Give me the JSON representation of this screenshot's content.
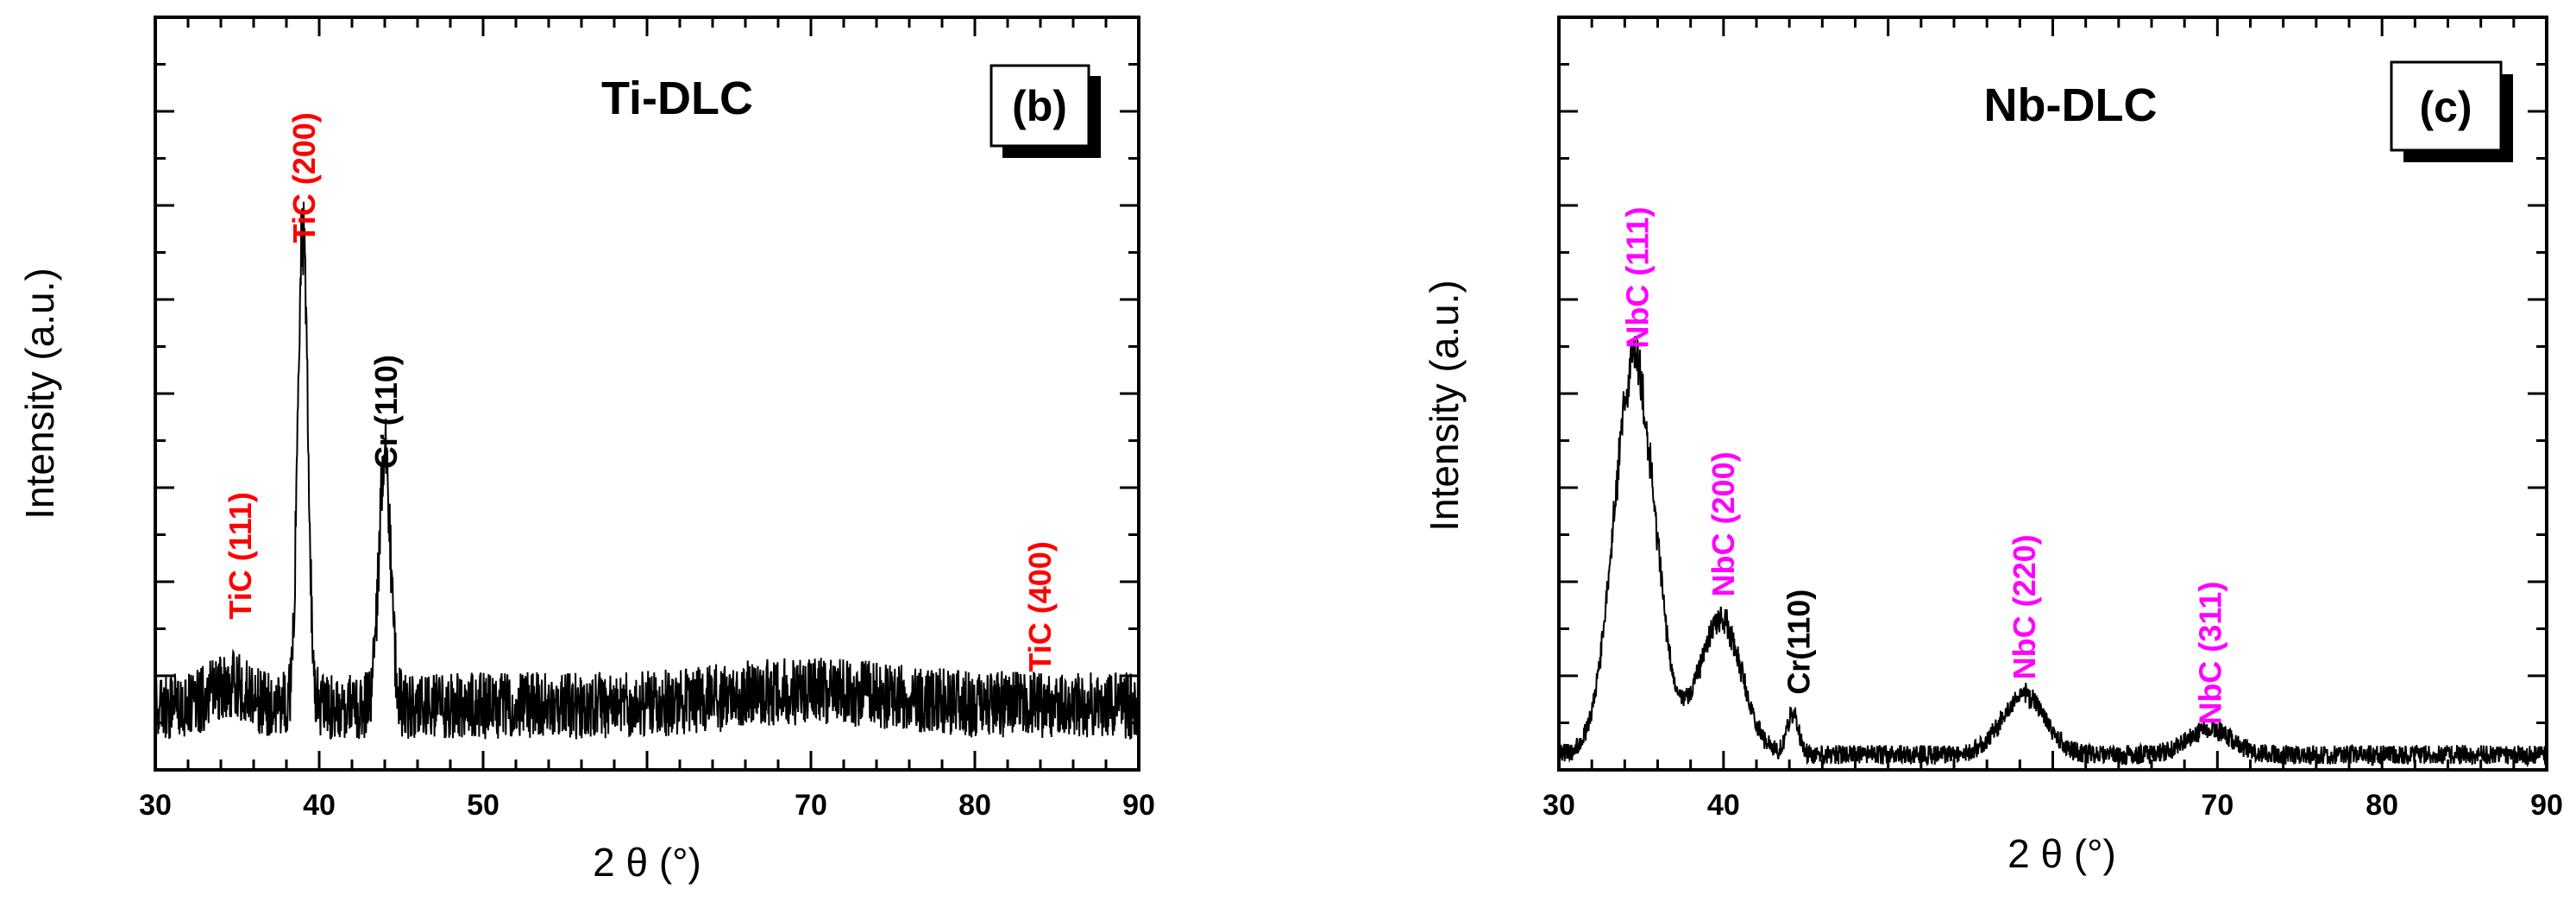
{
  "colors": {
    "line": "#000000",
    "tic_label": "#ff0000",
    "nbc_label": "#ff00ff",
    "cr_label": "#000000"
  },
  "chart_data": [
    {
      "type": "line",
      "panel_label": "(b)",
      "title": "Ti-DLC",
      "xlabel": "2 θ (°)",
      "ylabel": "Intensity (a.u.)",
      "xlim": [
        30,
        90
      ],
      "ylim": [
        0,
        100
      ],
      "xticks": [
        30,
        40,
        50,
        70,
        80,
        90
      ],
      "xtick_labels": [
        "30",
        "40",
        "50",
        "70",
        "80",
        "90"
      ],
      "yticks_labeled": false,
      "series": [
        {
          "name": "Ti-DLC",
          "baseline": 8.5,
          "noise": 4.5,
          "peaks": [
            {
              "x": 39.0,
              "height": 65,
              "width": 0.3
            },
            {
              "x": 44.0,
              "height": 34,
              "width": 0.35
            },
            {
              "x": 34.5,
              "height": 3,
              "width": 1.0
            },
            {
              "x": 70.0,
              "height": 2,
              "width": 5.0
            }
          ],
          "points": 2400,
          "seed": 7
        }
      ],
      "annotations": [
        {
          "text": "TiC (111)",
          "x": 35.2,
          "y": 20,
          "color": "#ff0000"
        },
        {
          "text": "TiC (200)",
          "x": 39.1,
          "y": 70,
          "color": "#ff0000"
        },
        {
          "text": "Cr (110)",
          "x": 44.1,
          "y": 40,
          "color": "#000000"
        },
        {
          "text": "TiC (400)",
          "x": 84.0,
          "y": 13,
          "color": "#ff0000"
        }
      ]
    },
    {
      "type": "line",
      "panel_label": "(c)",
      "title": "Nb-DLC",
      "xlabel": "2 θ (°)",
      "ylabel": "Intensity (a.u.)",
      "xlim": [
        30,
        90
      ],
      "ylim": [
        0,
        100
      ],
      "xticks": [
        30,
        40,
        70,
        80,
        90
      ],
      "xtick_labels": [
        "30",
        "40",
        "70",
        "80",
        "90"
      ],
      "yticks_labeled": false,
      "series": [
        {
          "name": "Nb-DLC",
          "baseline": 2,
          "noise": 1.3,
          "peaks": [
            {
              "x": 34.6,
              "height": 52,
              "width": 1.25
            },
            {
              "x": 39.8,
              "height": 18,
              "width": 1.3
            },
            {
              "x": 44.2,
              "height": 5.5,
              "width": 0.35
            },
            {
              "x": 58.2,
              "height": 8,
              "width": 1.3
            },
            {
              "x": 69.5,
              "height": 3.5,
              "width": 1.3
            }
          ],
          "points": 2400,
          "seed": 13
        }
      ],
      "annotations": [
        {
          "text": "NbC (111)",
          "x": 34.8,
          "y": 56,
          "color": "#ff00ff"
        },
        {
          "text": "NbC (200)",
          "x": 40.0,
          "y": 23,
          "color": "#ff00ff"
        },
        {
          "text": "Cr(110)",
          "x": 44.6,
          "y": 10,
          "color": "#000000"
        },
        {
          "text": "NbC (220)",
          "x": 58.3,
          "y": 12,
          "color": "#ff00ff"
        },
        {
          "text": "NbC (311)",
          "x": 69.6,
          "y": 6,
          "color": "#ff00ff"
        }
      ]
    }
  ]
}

▶ **Task prompt**
Make a word-for-word copy of the entries, without any pictures.

▶ **Answer to this exercise**
Give me the JSON representation of this screenshot's content.
{
  "colors": {
    "line": "#000000",
    "tic_label": "#ff0000",
    "nbc_label": "#ff00ff",
    "cr_label": "#000000"
  },
  "chart_data": [
    {
      "type": "line",
      "panel_label": "(b)",
      "title": "Ti-DLC",
      "xlabel": "2 θ (°)",
      "ylabel": "Intensity (a.u.)",
      "xlim": [
        30,
        90
      ],
      "ylim": [
        0,
        100
      ],
      "xticks": [
        30,
        40,
        50,
        70,
        80,
        90
      ],
      "xtick_labels": [
        "30",
        "40",
        "50",
        "70",
        "80",
        "90"
      ],
      "yticks_labeled": false,
      "series": [
        {
          "name": "Ti-DLC",
          "baseline": 8.5,
          "noise": 4.5,
          "peaks": [
            {
              "x": 39.0,
              "height": 65,
              "width": 0.3
            },
            {
              "x": 44.0,
              "height": 34,
              "width": 0.35
            },
            {
              "x": 34.5,
              "height": 3,
              "width": 1.0
            },
            {
              "x": 70.0,
              "height": 2,
              "width": 5.0
            }
          ],
          "points": 2400,
          "seed": 7
        }
      ],
      "annotations": [
        {
          "text": "TiC (111)",
          "x": 35.2,
          "y": 20,
          "color": "#ff0000"
        },
        {
          "text": "TiC (200)",
          "x": 39.1,
          "y": 70,
          "color": "#ff0000"
        },
        {
          "text": "Cr (110)",
          "x": 44.1,
          "y": 40,
          "color": "#000000"
        },
        {
          "text": "TiC (400)",
          "x": 84.0,
          "y": 13,
          "color": "#ff0000"
        }
      ]
    },
    {
      "type": "line",
      "panel_label": "(c)",
      "title": "Nb-DLC",
      "xlabel": "2 θ (°)",
      "ylabel": "Intensity (a.u.)",
      "xlim": [
        30,
        90
      ],
      "ylim": [
        0,
        100
      ],
      "xticks": [
        30,
        40,
        70,
        80,
        90
      ],
      "xtick_labels": [
        "30",
        "40",
        "70",
        "80",
        "90"
      ],
      "yticks_labeled": false,
      "series": [
        {
          "name": "Nb-DLC",
          "baseline": 2,
          "noise": 1.3,
          "peaks": [
            {
              "x": 34.6,
              "height": 52,
              "width": 1.25
            },
            {
              "x": 39.8,
              "height": 18,
              "width": 1.3
            },
            {
              "x": 44.2,
              "height": 5.5,
              "width": 0.35
            },
            {
              "x": 58.2,
              "height": 8,
              "width": 1.3
            },
            {
              "x": 69.5,
              "height": 3.5,
              "width": 1.3
            }
          ],
          "points": 2400,
          "seed": 13
        }
      ],
      "annotations": [
        {
          "text": "NbC (111)",
          "x": 34.8,
          "y": 56,
          "color": "#ff00ff"
        },
        {
          "text": "NbC (200)",
          "x": 40.0,
          "y": 23,
          "color": "#ff00ff"
        },
        {
          "text": "Cr(110)",
          "x": 44.6,
          "y": 10,
          "color": "#000000"
        },
        {
          "text": "NbC (220)",
          "x": 58.3,
          "y": 12,
          "color": "#ff00ff"
        },
        {
          "text": "NbC (311)",
          "x": 69.6,
          "y": 6,
          "color": "#ff00ff"
        }
      ]
    }
  ]
}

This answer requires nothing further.